## start Supplied entries

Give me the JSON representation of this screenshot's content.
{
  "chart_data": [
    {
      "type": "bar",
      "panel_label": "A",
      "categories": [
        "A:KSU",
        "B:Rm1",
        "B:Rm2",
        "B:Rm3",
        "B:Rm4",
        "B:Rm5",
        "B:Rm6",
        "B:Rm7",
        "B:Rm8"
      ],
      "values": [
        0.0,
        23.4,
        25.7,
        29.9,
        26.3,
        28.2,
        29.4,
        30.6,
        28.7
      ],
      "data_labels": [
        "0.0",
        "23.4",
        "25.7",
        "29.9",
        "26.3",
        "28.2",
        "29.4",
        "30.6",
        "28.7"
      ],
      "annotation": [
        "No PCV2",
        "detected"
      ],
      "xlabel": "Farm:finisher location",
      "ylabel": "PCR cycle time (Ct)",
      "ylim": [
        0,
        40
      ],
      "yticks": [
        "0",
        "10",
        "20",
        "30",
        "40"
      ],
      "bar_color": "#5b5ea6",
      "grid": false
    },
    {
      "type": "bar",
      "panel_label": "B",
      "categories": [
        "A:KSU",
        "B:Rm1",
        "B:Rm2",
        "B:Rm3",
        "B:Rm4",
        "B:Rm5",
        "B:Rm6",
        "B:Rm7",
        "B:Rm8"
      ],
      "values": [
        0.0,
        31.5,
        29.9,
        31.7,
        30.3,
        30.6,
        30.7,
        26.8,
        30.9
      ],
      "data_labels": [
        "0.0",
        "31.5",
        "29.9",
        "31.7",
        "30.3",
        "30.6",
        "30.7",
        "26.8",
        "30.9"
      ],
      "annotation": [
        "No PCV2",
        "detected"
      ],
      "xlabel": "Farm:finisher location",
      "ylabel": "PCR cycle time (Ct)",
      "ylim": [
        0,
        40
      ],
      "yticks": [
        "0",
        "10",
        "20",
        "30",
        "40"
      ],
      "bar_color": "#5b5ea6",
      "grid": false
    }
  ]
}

## end Supplied entries

- [Task details]
All of the material above needs to be retyped word for word.

- [Result of the exercise]
Give me the JSON representation of this screenshot's content.
{
  "chart_data": [
    {
      "type": "bar",
      "panel_label": "A",
      "categories": [
        "A:KSU",
        "B:Rm1",
        "B:Rm2",
        "B:Rm3",
        "B:Rm4",
        "B:Rm5",
        "B:Rm6",
        "B:Rm7",
        "B:Rm8"
      ],
      "values": [
        0.0,
        23.4,
        25.7,
        29.9,
        26.3,
        28.2,
        29.4,
        30.6,
        28.7
      ],
      "data_labels": [
        "0.0",
        "23.4",
        "25.7",
        "29.9",
        "26.3",
        "28.2",
        "29.4",
        "30.6",
        "28.7"
      ],
      "annotation": [
        "No PCV2",
        "detected"
      ],
      "xlabel": "Farm:finisher location",
      "ylabel": "PCR cycle time (Ct)",
      "ylim": [
        0,
        40
      ],
      "yticks": [
        "0",
        "10",
        "20",
        "30",
        "40"
      ],
      "bar_color": "#5b5ea6",
      "grid": false
    },
    {
      "type": "bar",
      "panel_label": "B",
      "categories": [
        "A:KSU",
        "B:Rm1",
        "B:Rm2",
        "B:Rm3",
        "B:Rm4",
        "B:Rm5",
        "B:Rm6",
        "B:Rm7",
        "B:Rm8"
      ],
      "values": [
        0.0,
        31.5,
        29.9,
        31.7,
        30.3,
        30.6,
        30.7,
        26.8,
        30.9
      ],
      "data_labels": [
        "0.0",
        "31.5",
        "29.9",
        "31.7",
        "30.3",
        "30.6",
        "30.7",
        "26.8",
        "30.9"
      ],
      "annotation": [
        "No PCV2",
        "detected"
      ],
      "xlabel": "Farm:finisher location",
      "ylabel": "PCR cycle time (Ct)",
      "ylim": [
        0,
        40
      ],
      "yticks": [
        "0",
        "10",
        "20",
        "30",
        "40"
      ],
      "bar_color": "#5b5ea6",
      "grid": false
    }
  ]
}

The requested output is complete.